• [EXERCISE DIRECTIONS]:
Write out the records again, exactly, leaving none out.

• [Entries taken from a collection]:
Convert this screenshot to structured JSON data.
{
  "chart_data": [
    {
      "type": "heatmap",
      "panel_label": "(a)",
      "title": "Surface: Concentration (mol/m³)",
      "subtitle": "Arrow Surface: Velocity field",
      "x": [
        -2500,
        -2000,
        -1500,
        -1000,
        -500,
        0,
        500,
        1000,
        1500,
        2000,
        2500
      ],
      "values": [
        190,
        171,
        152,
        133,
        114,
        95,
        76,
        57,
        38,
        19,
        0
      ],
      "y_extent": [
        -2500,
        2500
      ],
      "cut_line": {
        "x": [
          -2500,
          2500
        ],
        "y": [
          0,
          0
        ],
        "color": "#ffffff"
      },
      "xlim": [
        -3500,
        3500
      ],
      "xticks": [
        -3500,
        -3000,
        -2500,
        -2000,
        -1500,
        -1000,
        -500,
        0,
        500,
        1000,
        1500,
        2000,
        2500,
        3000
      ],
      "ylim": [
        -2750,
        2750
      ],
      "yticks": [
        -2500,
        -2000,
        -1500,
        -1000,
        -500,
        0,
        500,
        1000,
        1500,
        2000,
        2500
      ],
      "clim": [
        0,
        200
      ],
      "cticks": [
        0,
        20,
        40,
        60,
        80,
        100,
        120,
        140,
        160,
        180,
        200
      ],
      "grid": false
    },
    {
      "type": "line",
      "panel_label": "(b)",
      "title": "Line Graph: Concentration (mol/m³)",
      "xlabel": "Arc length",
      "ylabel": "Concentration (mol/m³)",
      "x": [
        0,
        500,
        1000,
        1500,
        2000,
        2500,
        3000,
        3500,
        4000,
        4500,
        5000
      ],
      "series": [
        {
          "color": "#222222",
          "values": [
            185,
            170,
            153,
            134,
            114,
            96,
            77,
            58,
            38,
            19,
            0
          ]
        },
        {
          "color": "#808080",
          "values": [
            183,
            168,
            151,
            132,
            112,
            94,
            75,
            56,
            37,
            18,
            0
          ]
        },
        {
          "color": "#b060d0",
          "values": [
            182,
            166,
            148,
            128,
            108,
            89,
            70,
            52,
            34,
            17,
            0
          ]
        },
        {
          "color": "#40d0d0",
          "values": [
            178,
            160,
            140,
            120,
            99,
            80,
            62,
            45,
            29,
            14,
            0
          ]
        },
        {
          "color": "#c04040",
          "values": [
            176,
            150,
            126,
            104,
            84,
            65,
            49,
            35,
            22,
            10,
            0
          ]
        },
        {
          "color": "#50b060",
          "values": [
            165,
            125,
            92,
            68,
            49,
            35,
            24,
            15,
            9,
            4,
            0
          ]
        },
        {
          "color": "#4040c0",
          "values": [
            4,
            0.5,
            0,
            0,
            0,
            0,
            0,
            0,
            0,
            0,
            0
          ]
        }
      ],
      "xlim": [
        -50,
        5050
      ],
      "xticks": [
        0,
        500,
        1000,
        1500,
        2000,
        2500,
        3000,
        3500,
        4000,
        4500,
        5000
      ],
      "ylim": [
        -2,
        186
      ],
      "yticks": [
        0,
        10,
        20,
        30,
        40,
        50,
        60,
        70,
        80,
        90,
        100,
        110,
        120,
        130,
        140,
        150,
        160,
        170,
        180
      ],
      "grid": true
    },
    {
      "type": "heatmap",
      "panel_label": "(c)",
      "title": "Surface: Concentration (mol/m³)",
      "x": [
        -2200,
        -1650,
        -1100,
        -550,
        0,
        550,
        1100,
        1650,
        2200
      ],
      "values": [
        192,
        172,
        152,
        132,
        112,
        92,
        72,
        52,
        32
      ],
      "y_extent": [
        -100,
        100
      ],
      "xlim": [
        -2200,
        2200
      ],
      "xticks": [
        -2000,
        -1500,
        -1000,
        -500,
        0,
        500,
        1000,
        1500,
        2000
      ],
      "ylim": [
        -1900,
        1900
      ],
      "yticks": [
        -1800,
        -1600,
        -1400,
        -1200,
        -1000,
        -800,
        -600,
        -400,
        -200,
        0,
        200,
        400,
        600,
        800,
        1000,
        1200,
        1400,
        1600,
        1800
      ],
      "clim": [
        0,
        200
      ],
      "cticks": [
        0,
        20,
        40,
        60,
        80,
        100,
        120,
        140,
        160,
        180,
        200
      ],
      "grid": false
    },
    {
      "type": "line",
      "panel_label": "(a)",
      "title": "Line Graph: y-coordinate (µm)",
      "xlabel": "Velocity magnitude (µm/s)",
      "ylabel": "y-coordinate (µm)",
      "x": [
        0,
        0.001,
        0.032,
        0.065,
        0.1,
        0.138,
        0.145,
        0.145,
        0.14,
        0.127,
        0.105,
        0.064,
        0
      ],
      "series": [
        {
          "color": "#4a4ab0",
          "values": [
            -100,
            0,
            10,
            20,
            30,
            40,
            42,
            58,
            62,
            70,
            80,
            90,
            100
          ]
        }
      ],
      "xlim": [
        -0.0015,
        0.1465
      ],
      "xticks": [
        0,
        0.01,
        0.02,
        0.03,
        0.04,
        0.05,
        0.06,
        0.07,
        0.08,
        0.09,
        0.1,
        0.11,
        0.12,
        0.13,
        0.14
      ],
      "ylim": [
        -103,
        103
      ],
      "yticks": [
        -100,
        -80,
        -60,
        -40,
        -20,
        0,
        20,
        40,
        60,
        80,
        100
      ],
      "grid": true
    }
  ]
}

• [CORRECT ANSWER]:
Convert this screenshot to structured JSON data.
{
  "chart_data": [
    {
      "type": "heatmap",
      "panel_label": "(a)",
      "title": "Surface: Concentration (mol/m³)",
      "subtitle": "Arrow Surface: Velocity field",
      "x": [
        -2500,
        -2000,
        -1500,
        -1000,
        -500,
        0,
        500,
        1000,
        1500,
        2000,
        2500
      ],
      "values": [
        190,
        171,
        152,
        133,
        114,
        95,
        76,
        57,
        38,
        19,
        0
      ],
      "y_extent": [
        -2500,
        2500
      ],
      "cut_line": {
        "x": [
          -2500,
          2500
        ],
        "y": [
          0,
          0
        ],
        "color": "#ffffff"
      },
      "xlim": [
        -3500,
        3500
      ],
      "xticks": [
        -3500,
        -3000,
        -2500,
        -2000,
        -1500,
        -1000,
        -500,
        0,
        500,
        1000,
        1500,
        2000,
        2500,
        3000
      ],
      "ylim": [
        -2750,
        2750
      ],
      "yticks": [
        -2500,
        -2000,
        -1500,
        -1000,
        -500,
        0,
        500,
        1000,
        1500,
        2000,
        2500
      ],
      "clim": [
        0,
        200
      ],
      "cticks": [
        0,
        20,
        40,
        60,
        80,
        100,
        120,
        140,
        160,
        180,
        200
      ],
      "grid": false
    },
    {
      "type": "line",
      "panel_label": "(b)",
      "title": "Line Graph: Concentration (mol/m³)",
      "xlabel": "Arc length",
      "ylabel": "Concentration (mol/m³)",
      "x": [
        0,
        500,
        1000,
        1500,
        2000,
        2500,
        3000,
        3500,
        4000,
        4500,
        5000
      ],
      "series": [
        {
          "color": "#222222",
          "values": [
            185,
            170,
            153,
            134,
            114,
            96,
            77,
            58,
            38,
            19,
            0
          ]
        },
        {
          "color": "#808080",
          "values": [
            183,
            168,
            151,
            132,
            112,
            94,
            75,
            56,
            37,
            18,
            0
          ]
        },
        {
          "color": "#b060d0",
          "values": [
            182,
            166,
            148,
            128,
            108,
            89,
            70,
            52,
            34,
            17,
            0
          ]
        },
        {
          "color": "#40d0d0",
          "values": [
            178,
            160,
            140,
            120,
            99,
            80,
            62,
            45,
            29,
            14,
            0
          ]
        },
        {
          "color": "#c04040",
          "values": [
            176,
            150,
            126,
            104,
            84,
            65,
            49,
            35,
            22,
            10,
            0
          ]
        },
        {
          "color": "#50b060",
          "values": [
            165,
            125,
            92,
            68,
            49,
            35,
            24,
            15,
            9,
            4,
            0
          ]
        },
        {
          "color": "#4040c0",
          "values": [
            4,
            0.5,
            0,
            0,
            0,
            0,
            0,
            0,
            0,
            0,
            0
          ]
        }
      ],
      "xlim": [
        -50,
        5050
      ],
      "xticks": [
        0,
        500,
        1000,
        1500,
        2000,
        2500,
        3000,
        3500,
        4000,
        4500,
        5000
      ],
      "ylim": [
        -2,
        186
      ],
      "yticks": [
        0,
        10,
        20,
        30,
        40,
        50,
        60,
        70,
        80,
        90,
        100,
        110,
        120,
        130,
        140,
        150,
        160,
        170,
        180
      ],
      "grid": true
    },
    {
      "type": "heatmap",
      "panel_label": "(c)",
      "title": "Surface: Concentration (mol/m³)",
      "x": [
        -2200,
        -1650,
        -1100,
        -550,
        0,
        550,
        1100,
        1650,
        2200
      ],
      "values": [
        192,
        172,
        152,
        132,
        112,
        92,
        72,
        52,
        32
      ],
      "y_extent": [
        -100,
        100
      ],
      "xlim": [
        -2200,
        2200
      ],
      "xticks": [
        -2000,
        -1500,
        -1000,
        -500,
        0,
        500,
        1000,
        1500,
        2000
      ],
      "ylim": [
        -1900,
        1900
      ],
      "yticks": [
        -1800,
        -1600,
        -1400,
        -1200,
        -1000,
        -800,
        -600,
        -400,
        -200,
        0,
        200,
        400,
        600,
        800,
        1000,
        1200,
        1400,
        1600,
        1800
      ],
      "clim": [
        0,
        200
      ],
      "cticks": [
        0,
        20,
        40,
        60,
        80,
        100,
        120,
        140,
        160,
        180,
        200
      ],
      "grid": false
    },
    {
      "type": "line",
      "panel_label": "(a)",
      "title": "Line Graph: y-coordinate (µm)",
      "xlabel": "Velocity magnitude (µm/s)",
      "ylabel": "y-coordinate (µm)",
      "x": [
        0,
        0.001,
        0.032,
        0.065,
        0.1,
        0.138,
        0.145,
        0.145,
        0.14,
        0.127,
        0.105,
        0.064,
        0
      ],
      "series": [
        {
          "color": "#4a4ab0",
          "values": [
            -100,
            0,
            10,
            20,
            30,
            40,
            42,
            58,
            62,
            70,
            80,
            90,
            100
          ]
        }
      ],
      "xlim": [
        -0.0015,
        0.1465
      ],
      "xticks": [
        0,
        0.01,
        0.02,
        0.03,
        0.04,
        0.05,
        0.06,
        0.07,
        0.08,
        0.09,
        0.1,
        0.11,
        0.12,
        0.13,
        0.14
      ],
      "ylim": [
        -103,
        103
      ],
      "yticks": [
        -100,
        -80,
        -60,
        -40,
        -20,
        0,
        20,
        40,
        60,
        80,
        100
      ],
      "grid": true
    }
  ]
}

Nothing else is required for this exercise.